**PROBLEM STATEMENT**
How many lines in this data contain the string "DECEMBER"? Reply with the number only.

**RECORDS**

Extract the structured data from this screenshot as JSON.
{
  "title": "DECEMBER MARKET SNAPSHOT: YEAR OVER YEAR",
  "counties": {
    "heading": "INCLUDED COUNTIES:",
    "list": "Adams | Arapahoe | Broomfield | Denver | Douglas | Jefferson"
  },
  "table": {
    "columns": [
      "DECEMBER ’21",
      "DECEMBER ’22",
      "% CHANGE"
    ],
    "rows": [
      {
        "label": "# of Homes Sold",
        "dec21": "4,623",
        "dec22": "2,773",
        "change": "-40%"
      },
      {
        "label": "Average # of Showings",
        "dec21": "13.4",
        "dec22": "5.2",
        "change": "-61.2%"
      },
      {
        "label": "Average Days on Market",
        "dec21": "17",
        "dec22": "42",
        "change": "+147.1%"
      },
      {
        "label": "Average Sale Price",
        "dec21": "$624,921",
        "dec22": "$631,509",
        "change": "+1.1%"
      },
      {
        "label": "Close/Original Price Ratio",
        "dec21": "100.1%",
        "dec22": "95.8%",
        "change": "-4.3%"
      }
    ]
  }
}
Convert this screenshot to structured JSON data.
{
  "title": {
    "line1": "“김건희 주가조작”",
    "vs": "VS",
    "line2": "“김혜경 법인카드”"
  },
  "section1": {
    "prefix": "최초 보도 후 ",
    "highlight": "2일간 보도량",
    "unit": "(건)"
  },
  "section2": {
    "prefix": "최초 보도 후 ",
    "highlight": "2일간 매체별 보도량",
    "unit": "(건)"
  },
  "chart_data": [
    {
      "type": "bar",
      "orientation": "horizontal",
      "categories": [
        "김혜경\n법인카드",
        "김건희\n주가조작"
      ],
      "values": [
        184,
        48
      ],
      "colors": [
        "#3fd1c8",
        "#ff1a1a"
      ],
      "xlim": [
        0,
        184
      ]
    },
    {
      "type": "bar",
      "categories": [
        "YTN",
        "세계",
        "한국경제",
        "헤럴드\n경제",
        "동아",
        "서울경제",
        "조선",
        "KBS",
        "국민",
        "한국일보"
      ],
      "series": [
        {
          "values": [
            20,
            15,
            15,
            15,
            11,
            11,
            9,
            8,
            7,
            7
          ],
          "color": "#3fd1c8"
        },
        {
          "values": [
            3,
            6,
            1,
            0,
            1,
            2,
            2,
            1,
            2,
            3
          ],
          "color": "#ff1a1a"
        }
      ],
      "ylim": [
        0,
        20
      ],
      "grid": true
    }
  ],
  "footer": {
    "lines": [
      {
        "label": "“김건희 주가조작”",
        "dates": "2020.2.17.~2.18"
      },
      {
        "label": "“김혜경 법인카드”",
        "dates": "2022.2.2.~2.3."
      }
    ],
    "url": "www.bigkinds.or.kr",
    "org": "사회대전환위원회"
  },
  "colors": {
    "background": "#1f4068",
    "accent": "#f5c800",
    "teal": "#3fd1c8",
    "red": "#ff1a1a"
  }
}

**EXERCISE OUTPUT**
3